> [DATA RECORDS]:
┌──

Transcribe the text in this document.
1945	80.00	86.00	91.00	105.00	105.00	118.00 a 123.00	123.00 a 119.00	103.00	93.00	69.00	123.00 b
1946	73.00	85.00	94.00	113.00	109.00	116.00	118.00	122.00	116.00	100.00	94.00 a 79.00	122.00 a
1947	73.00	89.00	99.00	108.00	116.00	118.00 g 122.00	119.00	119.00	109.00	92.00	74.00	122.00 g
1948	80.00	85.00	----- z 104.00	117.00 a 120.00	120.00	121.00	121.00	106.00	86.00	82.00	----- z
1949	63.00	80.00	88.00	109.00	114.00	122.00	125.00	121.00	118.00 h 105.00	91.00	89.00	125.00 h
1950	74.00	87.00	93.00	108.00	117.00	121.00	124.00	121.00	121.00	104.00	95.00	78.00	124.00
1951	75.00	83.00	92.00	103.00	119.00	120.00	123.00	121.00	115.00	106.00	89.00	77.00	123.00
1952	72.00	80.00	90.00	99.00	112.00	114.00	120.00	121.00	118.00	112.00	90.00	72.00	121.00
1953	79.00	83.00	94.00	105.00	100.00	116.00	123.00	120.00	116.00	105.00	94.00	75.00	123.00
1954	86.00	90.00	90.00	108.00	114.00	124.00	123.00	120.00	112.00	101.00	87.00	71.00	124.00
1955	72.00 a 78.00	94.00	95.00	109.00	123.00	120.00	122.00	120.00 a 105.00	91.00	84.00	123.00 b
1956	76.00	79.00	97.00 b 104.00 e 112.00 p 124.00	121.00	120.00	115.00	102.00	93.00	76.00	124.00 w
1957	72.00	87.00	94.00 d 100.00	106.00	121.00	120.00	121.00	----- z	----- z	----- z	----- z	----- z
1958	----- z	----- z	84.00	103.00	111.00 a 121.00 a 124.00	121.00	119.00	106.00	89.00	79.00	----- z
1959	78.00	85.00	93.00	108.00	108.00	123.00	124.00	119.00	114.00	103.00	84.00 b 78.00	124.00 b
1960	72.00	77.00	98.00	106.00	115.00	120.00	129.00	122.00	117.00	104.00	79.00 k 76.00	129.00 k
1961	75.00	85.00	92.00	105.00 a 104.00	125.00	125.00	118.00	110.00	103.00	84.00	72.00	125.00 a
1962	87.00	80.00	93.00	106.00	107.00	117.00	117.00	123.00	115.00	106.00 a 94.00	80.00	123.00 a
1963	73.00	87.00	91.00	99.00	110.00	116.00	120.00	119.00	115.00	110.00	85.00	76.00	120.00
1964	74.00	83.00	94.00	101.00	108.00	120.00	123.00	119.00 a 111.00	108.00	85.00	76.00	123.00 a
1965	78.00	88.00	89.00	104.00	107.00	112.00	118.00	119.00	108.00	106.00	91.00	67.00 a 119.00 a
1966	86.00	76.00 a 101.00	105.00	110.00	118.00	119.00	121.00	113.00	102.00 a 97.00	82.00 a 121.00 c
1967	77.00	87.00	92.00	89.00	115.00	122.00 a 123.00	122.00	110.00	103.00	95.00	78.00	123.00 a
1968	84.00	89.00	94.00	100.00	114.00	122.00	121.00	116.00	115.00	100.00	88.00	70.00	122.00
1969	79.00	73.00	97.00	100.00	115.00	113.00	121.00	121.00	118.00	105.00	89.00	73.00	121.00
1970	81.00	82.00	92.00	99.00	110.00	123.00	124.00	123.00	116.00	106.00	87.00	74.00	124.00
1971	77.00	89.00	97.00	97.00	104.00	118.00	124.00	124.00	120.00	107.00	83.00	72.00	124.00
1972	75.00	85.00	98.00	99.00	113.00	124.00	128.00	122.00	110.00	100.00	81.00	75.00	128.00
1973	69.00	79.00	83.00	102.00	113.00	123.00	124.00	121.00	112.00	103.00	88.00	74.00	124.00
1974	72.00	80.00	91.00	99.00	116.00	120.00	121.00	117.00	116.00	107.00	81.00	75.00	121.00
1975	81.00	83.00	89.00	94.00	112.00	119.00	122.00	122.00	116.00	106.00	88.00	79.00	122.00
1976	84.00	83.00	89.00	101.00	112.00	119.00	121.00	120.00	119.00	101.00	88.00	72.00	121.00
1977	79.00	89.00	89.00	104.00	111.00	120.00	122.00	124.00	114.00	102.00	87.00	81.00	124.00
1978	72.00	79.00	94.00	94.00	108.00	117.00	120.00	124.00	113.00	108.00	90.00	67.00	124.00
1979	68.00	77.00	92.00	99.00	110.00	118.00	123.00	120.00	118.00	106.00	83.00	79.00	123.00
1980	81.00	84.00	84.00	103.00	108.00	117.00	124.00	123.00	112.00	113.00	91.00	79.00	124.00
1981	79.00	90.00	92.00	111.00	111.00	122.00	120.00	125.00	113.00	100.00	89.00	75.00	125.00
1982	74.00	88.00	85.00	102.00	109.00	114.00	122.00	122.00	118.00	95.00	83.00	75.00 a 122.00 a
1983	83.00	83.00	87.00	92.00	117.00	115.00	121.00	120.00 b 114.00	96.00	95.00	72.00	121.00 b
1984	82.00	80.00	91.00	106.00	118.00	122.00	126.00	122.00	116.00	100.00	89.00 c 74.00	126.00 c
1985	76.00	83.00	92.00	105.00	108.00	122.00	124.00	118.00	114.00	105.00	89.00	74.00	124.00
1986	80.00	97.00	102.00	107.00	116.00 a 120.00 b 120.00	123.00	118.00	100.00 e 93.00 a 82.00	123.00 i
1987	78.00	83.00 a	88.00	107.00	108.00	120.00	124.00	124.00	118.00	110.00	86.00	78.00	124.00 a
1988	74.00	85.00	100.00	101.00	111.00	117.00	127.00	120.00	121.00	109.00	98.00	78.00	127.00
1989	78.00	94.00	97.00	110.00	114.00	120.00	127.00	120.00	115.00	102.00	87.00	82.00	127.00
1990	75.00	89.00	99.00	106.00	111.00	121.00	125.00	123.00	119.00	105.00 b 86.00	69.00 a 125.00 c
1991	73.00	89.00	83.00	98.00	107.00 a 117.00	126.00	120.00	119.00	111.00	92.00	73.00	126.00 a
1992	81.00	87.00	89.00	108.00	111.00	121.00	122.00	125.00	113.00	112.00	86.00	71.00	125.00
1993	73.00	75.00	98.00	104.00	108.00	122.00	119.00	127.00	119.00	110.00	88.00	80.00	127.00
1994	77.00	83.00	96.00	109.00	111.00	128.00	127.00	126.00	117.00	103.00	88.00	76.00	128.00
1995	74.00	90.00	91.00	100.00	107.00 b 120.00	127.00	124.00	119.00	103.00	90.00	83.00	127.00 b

└──

> [THE REQUEST]: Extract the complete listing above, reproducing each line exactly.

> [EXERCISE SOLUTION]:
Transcribe the text in this document.
1945	80.00	86.00	91.00	105.00	105.00	118.00 a 123.00	123.00 a 119.00	103.00	93.00	69.00	123.00 b
1946	73.00	85.00	94.00	113.00	109.00	116.00	118.00	122.00	116.00	100.00	94.00 a 79.00	122.00 a
1947	73.00	89.00	99.00	108.00	116.00	118.00 g 122.00	119.00	119.00	109.00	92.00	74.00	122.00 g
1948	80.00	85.00	----- z 104.00	117.00 a 120.00	120.00	121.00	121.00	106.00	86.00	82.00	----- z
1949	63.00	80.00	88.00	109.00	114.00	122.00	125.00	121.00	118.00 h 105.00	91.00	89.00	125.00 h
1950	74.00	87.00	93.00	108.00	117.00	121.00	124.00	121.00	121.00	104.00	95.00	78.00	124.00
1951	75.00	83.00	92.00	103.00	119.00	120.00	123.00	121.00	115.00	106.00	89.00	77.00	123.00
1952	72.00	80.00	90.00	99.00	112.00	114.00	120.00	121.00	118.00	112.00	90.00	72.00	121.00
1953	79.00	83.00	94.00	105.00	100.00	116.00	123.00	120.00	116.00	105.00	94.00	75.00	123.00
1954	86.00	90.00	90.00	108.00	114.00	124.00	123.00	120.00	112.00	101.00	87.00	71.00	124.00
1955	72.00 a 78.00	94.00	95.00	109.00	123.00	120.00	122.00	120.00 a 105.00	91.00	84.00	123.00 b
1956	76.00	79.00	97.00 b 104.00 e 112.00 p 124.00	121.00	120.00	115.00	102.00	93.00	76.00	124.00 w
1957	72.00	87.00	94.00 d 100.00	106.00	121.00	120.00	121.00	----- z	----- z	----- z	----- z	----- z
1958	----- z	----- z	84.00	103.00	111.00 a 121.00 a 124.00	121.00	119.00	106.00	89.00	79.00	----- z
1959	78.00	85.00	93.00	108.00	108.00	123.00	124.00	119.00	114.00	103.00	84.00 b 78.00	124.00 b
1960	72.00	77.00	98.00	106.00	115.00	120.00	129.00	122.00	117.00	104.00	79.00 k 76.00	129.00 k
1961	75.00	85.00	92.00	105.00 a 104.00	125.00	125.00	118.00	110.00	103.00	84.00	72.00	125.00 a
1962	87.00	80.00	93.00	106.00	107.00	117.00	117.00	123.00	115.00	106.00 a 94.00	80.00	123.00 a
1963	73.00	87.00	91.00	99.00	110.00	116.00	120.00	119.00	115.00	110.00	85.00	76.00	120.00
1964	74.00	83.00	94.00	101.00	108.00	120.00	123.00	119.00 a 111.00	108.00	85.00	76.00	123.00 a
1965	78.00	88.00	89.00	104.00	107.00	112.00	118.00	119.00	108.00	106.00	91.00	67.00 a 119.00 a
1966	86.00	76.00 a 101.00	105.00	110.00	118.00	119.00	121.00	113.00	102.00 a 97.00	82.00 a 121.00 c
1967	77.00	87.00	92.00	89.00	115.00	122.00 a 123.00	122.00	110.00	103.00	95.00	78.00	123.00 a
1968	84.00	89.00	94.00	100.00	114.00	122.00	121.00	116.00	115.00	100.00	88.00	70.00	122.00
1969	79.00	73.00	97.00	100.00	115.00	113.00	121.00	121.00	118.00	105.00	89.00	73.00	121.00
1970	81.00	82.00	92.00	99.00	110.00	123.00	124.00	123.00	116.00	106.00	87.00	74.00	124.00
1971	77.00	89.00	97.00	97.00	104.00	118.00	124.00	124.00	120.00	107.00	83.00	72.00	124.00
1972	75.00	85.00	98.00	99.00	113.00	124.00	128.00	122.00	110.00	100.00	81.00	75.00	128.00
1973	69.00	79.00	83.00	102.00	113.00	123.00	124.00	121.00	112.00	103.00	88.00	74.00	124.00
1974	72.00	80.00	91.00	99.00	116.00	120.00	121.00	117.00	116.00	107.00	81.00	75.00	121.00
1975	81.00	83.00	89.00	94.00	112.00	119.00	122.00	122.00	116.00	106.00	88.00	79.00	122.00
1976	84.00	83.00	89.00	101.00	112.00	119.00	121.00	120.00	119.00	101.00	88.00	72.00	121.00
1977	79.00	89.00	89.00	104.00	111.00	120.00	122.00	124.00	114.00	102.00	87.00	81.00	124.00
1978	72.00	79.00	94.00	94.00	108.00	117.00	120.00	124.00	113.00	108.00	90.00	67.00	124.00
1979	68.00	77.00	92.00	99.00	110.00	118.00	123.00	120.00	118.00	106.00	83.00	79.00	123.00
1980	81.00	84.00	84.00	103.00	108.00	117.00	124.00	123.00	112.00	113.00	91.00	79.00	124.00
1981	79.00	90.00	92.00	111.00	111.00	122.00	120.00	125.00	113.00	100.00	89.00	75.00	125.00
1982	74.00	88.00	85.00	102.00	109.00	114.00	122.00	122.00	118.00	95.00	83.00	75.00 a 122.00 a
1983	83.00	83.00	87.00	92.00	117.00	115.00	121.00	120.00 b 114.00	96.00	95.00	72.00	121.00 b
1984	82.00	80.00	91.00	106.00	118.00	122.00	126.00	122.00	116.00	100.00	89.00 c 74.00	126.00 c
1985	76.00	83.00	92.00	105.00	108.00	122.00	124.00	118.00	114.00	105.00	89.00	74.00	124.00
1986	80.00	97.00	102.00	107.00	116.00 a 120.00 b 120.00	123.00	118.00	100.00 e 93.00 a 82.00	123.00 i
1987	78.00	83.00 a	88.00	107.00	108.00	120.00	124.00	124.00	118.00	110.00	86.00	78.00	124.00 a
1988	74.00	85.00	100.00	101.00	111.00	117.00	127.00	120.00	121.00	109.00	98.00	78.00	127.00
1989	78.00	94.00	97.00	110.00	114.00	120.00	127.00	120.00	115.00	102.00	87.00	82.00	127.00
1990	75.00	89.00	99.00	106.00	111.00	121.00	125.00	123.00	119.00	105.00 b 86.00	69.00 a 125.00 c
1991	73.00	89.00	83.00	98.00	107.00 a 117.00	126.00	120.00	119.00	111.00	92.00	73.00	126.00 a
1992	81.00	87.00	89.00	108.00	111.00	121.00	122.00	125.00	113.00	112.00	86.00	71.00	125.00
1993	73.00	75.00	98.00	104.00	108.00	122.00	119.00	127.00	119.00	110.00	88.00	80.00	127.00
1994	77.00	83.00	96.00	109.00	111.00	128.00	127.00	126.00	117.00	103.00	88.00	76.00	128.00
1995	74.00	90.00	91.00	100.00	107.00 b 120.00	127.00	124.00	119.00	103.00	90.00	83.00	127.00 b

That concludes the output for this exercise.